• Text for analysis:
>>>
Metadata-Version: 2.4
Name: arxivparse
Version: 0.1.3
Summary: Convert arXiv papers to plain text using LTeXML
Keywords: arxiv,latex,latexml,text-extraction,nlp,ml
Author: Ren Fu
Author-email: Ren Fu <flr25@mails.tsinghua.edu.cn>
License-Expression: MIT
License-File: LICENSE
Classifier: Development Status :: 4 - Beta
Classifier: Intended Audience :: Science/Research
Classifier: License :: OSI Approved :: MIT License
Classifier: Programming Language :: Python :: 3
Classifier: Programming Language :: Python :: 3.10
Classifier: Programming Language :: Python :: 3.11
Classifier: Programming Language :: Python :: 3.12
Classifier: Programming Language :: Python :: 3.13
Classifier: Topic :: Scientific/Engineering :: Artificial Intelligence
Classifier: Topic :: Text Processing :: Markup :: LaTeX
Requires-Dist: jsonargparse>=4.48.0
Requires-Dist: requests>=2.31
Requires-Python: >=3.10
Project-URL: Homepage, https://github.com/flrjrf/arxivparse
Project-URL: Issues, https://github.com/flrjrf/arxivparse/issues
Project-URL: Repository, https://github.com/flrjrf/arxivparse
Description-Content-Type: text/markdown

# arxivparse

Convert arXiv papers to clean plain text using LaTeXML. Downloads LaTeX source from arXiv, converts to XML, and extracts body text (title, abstract, sections, math, captions) — no HTML intermediary, no bibliography, no footnotes.
<<<
• Task item:
Copy out the arxivparse package metadata above in full, word for word.

• Supplied material:
>>>
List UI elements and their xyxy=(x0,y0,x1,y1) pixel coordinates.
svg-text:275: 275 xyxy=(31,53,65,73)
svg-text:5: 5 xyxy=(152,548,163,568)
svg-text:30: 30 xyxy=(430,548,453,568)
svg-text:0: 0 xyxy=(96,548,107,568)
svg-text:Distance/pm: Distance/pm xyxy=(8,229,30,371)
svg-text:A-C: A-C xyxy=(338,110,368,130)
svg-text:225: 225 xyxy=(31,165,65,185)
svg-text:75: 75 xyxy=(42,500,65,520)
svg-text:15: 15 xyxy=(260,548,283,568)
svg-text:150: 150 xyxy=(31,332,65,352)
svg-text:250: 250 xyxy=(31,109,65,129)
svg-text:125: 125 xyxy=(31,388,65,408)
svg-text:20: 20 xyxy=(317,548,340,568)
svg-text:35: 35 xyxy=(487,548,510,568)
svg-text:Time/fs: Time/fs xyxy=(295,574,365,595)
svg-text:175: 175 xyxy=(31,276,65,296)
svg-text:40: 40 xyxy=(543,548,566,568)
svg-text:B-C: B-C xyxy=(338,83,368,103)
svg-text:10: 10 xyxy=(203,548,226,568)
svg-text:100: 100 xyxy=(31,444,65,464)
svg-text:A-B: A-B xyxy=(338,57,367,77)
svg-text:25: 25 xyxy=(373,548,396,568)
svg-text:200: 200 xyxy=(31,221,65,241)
<<<
• Written solution:
Metadata-Version: 2.4
Name: arxivparse
Version: 0.1.3
Summary: Convert arXiv papers to plain text using LTeXML
Keywords: arxiv,latex,latexml,text-extraction,nlp,ml
Author: Ren Fu
Author-email: Ren Fu <flr25@mails.tsinghua.edu.cn>
License-Expression: MIT
License-File: LICENSE
Classifier: Development Status :: 4 - Beta
Classifier: Intended Audience :: Science/Research
Classifier: License :: OSI Approved :: MIT License
Classifier: Programming Language :: Python :: 3
Classifier: Programming Language :: Python :: 3.10
Classifier: Programming Language :: Python :: 3.11
Classifier: Programming Language :: Python :: 3.12
Classifier: Programming Language :: Python :: 3.13
Classifier: Topic :: Scientific/Engineering :: Artificial Intelligence
Classifier: Topic :: Text Processing :: Markup :: LaTeX
Requires-Dist: jsonargparse>=4.48.0
Requires-Dist: requests>=2.31
Requires-Python: >=3.10
Project-URL: Homepage, https://github.com/flrjrf/arxivparse
Project-URL: Issues, https://github.com/flrjrf/arxivparse/issues
Project-URL: Repository, https://github.com/flrjrf/arxivparse
Description-Content-Type: text/markdown

# arxivparse

Convert arXiv papers to clean plain text using LaTeXML. Downloads LaTeX source from arXiv, converts to XML, and extracts body text (title, abstract, sections, math, captions) — no HTML intermediary, no bibliography, no footnotes.